● What the task asks: From the line with "What data populates" through the final line, transcribe the material below character for character; include no other lines.

----- Data for this task -----

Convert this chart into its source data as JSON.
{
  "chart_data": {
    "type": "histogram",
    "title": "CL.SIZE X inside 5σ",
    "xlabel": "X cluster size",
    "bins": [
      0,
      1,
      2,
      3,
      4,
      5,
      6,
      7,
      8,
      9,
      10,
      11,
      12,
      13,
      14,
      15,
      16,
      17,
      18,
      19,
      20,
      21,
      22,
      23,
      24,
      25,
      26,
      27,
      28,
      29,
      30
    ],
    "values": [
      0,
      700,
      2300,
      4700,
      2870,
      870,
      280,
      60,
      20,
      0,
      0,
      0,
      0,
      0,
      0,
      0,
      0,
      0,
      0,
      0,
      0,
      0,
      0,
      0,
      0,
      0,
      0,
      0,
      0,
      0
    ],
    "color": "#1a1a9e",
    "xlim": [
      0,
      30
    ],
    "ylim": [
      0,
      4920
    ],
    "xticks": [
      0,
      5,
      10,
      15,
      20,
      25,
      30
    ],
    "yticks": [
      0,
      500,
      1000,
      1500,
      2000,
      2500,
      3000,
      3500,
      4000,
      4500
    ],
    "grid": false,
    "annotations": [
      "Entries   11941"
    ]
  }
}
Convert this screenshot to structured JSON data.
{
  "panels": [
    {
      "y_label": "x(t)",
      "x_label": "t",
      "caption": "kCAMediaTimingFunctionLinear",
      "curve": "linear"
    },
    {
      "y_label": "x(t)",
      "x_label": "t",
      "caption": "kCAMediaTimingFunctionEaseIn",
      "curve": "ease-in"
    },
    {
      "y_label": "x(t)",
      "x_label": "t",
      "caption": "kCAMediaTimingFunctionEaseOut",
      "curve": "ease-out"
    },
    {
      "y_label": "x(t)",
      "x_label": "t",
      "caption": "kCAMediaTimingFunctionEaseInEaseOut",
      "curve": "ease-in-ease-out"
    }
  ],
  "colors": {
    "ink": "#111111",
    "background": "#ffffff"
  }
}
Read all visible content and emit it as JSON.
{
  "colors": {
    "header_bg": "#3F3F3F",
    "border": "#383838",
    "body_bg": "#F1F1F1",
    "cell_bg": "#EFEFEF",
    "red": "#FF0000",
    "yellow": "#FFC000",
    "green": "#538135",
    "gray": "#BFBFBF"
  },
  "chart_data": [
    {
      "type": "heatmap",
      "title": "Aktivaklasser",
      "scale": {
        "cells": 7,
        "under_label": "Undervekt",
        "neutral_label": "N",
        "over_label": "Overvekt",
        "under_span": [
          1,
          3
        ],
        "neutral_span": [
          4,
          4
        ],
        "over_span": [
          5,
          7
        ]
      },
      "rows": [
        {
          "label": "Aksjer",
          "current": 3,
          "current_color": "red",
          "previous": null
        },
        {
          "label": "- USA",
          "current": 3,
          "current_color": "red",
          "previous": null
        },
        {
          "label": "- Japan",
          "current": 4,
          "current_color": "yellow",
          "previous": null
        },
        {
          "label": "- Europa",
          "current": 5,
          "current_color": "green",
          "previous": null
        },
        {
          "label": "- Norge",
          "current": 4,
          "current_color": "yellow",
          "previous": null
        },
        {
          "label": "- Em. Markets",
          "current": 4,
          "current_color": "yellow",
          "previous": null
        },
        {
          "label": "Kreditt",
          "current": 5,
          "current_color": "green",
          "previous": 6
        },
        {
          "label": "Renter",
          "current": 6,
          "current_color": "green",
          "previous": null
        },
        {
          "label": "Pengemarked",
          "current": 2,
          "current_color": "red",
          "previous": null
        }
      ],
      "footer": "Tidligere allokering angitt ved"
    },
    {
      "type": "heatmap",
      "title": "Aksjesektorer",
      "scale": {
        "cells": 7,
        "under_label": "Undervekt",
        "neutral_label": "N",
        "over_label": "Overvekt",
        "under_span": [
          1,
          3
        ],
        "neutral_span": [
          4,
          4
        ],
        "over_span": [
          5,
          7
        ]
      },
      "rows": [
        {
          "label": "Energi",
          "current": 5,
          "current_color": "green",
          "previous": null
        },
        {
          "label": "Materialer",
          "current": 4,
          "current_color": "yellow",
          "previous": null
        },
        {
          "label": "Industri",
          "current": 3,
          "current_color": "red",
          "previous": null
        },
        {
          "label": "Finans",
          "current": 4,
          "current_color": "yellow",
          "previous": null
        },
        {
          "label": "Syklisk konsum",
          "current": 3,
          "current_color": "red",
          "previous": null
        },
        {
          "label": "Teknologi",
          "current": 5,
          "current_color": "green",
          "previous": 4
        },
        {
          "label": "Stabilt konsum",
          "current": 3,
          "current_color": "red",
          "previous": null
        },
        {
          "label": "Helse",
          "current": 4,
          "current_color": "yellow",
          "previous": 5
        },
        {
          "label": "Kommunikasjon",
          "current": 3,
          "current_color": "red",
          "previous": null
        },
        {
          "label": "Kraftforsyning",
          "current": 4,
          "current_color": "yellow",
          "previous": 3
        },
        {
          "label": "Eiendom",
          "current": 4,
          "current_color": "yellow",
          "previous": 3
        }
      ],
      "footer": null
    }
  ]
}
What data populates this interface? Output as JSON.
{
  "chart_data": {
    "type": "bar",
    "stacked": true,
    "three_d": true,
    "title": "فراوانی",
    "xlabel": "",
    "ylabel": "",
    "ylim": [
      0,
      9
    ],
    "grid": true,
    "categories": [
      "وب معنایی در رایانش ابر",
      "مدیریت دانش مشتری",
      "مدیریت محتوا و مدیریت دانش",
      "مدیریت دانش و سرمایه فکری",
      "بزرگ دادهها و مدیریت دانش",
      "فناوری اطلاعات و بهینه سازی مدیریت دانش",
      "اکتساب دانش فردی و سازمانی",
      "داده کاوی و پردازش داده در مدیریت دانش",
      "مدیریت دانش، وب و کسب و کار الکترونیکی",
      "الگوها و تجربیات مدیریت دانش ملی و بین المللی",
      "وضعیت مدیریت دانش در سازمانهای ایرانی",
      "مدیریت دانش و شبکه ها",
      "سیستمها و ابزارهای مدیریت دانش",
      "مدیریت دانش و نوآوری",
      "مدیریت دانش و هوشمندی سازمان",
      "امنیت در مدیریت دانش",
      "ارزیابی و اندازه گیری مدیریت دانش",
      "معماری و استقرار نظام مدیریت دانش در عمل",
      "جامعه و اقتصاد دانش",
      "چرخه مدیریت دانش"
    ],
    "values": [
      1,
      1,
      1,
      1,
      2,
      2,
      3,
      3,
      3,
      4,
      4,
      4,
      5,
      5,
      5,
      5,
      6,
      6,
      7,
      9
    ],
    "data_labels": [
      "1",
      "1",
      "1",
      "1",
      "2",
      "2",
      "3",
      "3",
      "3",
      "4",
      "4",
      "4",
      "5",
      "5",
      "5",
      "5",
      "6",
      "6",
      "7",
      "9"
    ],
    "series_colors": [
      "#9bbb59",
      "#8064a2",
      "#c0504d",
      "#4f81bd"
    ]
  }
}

-----

● Task result:
What data populates this interface? Output as JSON.
{
  "chart_data": {
    "type": "bar",
    "stacked": true,
    "three_d": true,
    "title": "فراوانی",
    "xlabel": "",
    "ylabel": "",
    "ylim": [
      0,
      9
    ],
    "grid": true,
    "categories": [
      "وب معنایی در رایانش ابر",
      "مدیریت دانش مشتری",
      "مدیریت محتوا و مدیریت دانش",
      "مدیریت دانش و سرمایه فکری",
      "بزرگ دادهها و مدیریت دانش",
      "فناوری اطلاعات و بهینه سازی مدیریت دانش",
      "اکتساب دانش فردی و سازمانی",
      "داده کاوی و پردازش داده در مدیریت دانش",
      "مدیریت دانش، وب و کسب و کار الکترونیکی",
      "الگوها و تجربیات مدیریت دانش ملی و بین المللی",
      "وضعیت مدیریت دانش در سازمانهای ایرانی",
      "مدیریت دانش و شبکه ها",
      "سیستمها و ابزارهای مدیریت دانش",
      "مدیریت دانش و نوآوری",
      "مدیریت دانش و هوشمندی سازمان",
      "امنیت در مدیریت دانش",
      "ارزیابی و اندازه گیری مدیریت دانش",
      "معماری و استقرار نظام مدیریت دانش در عمل",
      "جامعه و اقتصاد دانش",
      "چرخه مدیریت دانش"
    ],
    "values": [
      1,
      1,
      1,
      1,
      2,
      2,
      3,
      3,
      3,
      4,
      4,
      4,
      5,
      5,
      5,
      5,
      6,
      6,
      7,
      9
    ],
    "data_labels": [
      "1",
      "1",
      "1",
      "1",
      "2",
      "2",
      "3",
      "3",
      "3",
      "4",
      "4",
      "4",
      "5",
      "5",
      "5",
      "5",
      "6",
      "6",
      "7",
      "9"
    ],
    "series_colors": [
      "#9bbb59",
      "#8064a2",
      "#c0504d",
      "#4f81bd"
    ]
  }
}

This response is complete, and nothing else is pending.